_TASK GOAL_.
Count every line below in which "Sunitha" occurs, then give only the count.

_DATA PROVIDED_.

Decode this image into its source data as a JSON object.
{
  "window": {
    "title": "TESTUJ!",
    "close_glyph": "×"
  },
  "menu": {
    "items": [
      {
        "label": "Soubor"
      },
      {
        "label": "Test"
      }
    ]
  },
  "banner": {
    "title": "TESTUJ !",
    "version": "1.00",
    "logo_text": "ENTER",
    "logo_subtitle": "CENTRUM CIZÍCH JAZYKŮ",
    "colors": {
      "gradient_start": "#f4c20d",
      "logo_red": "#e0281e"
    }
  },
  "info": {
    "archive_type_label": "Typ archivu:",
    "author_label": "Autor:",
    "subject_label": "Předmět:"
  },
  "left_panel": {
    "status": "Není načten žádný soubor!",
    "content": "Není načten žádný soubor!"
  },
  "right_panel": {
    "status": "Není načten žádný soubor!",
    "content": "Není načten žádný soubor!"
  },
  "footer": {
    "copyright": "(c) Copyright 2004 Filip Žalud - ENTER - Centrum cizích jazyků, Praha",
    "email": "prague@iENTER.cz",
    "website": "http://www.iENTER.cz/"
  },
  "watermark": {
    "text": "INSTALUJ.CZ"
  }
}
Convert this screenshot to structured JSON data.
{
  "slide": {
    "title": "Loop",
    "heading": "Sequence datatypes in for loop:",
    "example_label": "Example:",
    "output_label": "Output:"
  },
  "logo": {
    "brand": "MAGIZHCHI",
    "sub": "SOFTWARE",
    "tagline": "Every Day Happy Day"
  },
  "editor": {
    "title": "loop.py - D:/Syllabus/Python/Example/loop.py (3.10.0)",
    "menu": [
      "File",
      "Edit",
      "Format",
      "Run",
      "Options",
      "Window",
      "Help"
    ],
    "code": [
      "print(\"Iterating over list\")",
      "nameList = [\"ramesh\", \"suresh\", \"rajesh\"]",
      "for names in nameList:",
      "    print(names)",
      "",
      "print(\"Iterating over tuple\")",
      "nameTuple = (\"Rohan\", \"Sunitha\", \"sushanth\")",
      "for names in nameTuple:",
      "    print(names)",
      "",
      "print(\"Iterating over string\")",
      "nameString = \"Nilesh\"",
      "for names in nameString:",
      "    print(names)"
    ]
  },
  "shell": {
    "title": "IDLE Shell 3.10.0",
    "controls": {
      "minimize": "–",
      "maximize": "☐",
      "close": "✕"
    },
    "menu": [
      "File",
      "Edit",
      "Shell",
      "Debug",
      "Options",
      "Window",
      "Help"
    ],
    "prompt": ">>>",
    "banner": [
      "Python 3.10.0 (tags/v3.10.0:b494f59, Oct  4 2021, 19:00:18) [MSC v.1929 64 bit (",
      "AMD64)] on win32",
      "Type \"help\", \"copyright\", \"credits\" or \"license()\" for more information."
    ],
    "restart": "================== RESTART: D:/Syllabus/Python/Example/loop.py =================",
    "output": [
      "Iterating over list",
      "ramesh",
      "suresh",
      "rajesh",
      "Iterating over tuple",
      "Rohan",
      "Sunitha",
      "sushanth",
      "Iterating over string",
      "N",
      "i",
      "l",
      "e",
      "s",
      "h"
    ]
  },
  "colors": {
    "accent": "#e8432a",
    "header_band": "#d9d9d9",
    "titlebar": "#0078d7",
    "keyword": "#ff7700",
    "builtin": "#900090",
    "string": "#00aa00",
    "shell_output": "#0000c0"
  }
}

_COMPLETE ANSWER_.
2